- _What you will do_:
Check each line for the word "this" and report how many have it. Give nothing else.

Data entries:
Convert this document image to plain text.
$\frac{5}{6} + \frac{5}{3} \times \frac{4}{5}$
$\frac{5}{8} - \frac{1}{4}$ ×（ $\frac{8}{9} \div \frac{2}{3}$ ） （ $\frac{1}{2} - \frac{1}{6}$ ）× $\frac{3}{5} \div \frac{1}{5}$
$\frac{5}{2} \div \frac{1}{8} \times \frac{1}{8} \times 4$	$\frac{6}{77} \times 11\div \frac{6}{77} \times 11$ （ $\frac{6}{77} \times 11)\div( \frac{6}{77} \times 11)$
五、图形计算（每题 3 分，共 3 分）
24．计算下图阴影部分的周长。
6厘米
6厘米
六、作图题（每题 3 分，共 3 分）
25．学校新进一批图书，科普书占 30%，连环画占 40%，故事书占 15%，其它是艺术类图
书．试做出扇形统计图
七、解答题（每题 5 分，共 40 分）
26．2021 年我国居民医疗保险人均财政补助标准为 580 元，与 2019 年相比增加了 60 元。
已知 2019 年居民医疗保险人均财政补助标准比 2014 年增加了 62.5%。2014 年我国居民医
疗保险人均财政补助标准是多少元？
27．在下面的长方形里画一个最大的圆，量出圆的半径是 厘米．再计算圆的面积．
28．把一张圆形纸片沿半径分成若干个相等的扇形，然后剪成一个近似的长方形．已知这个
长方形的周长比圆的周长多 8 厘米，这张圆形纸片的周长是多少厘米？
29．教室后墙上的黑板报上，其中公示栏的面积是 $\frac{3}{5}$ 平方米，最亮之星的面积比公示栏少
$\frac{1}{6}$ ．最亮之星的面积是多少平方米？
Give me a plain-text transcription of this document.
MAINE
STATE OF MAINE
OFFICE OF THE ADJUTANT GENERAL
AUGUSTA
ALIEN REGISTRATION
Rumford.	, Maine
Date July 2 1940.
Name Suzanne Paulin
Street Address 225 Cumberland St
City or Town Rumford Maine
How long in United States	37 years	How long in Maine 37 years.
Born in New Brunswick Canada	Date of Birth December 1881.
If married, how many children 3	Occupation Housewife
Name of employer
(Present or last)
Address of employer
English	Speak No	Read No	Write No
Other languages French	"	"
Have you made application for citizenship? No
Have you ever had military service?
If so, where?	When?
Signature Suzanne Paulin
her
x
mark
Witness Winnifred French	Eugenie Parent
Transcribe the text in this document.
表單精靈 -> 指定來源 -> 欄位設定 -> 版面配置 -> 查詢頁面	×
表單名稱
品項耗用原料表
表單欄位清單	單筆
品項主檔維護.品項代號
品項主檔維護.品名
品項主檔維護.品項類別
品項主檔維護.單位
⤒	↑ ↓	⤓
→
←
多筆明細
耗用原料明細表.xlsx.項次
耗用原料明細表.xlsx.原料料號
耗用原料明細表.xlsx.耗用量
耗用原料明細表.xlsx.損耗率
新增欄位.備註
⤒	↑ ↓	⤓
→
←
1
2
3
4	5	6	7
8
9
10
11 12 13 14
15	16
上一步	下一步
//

- _Worked answer_:
3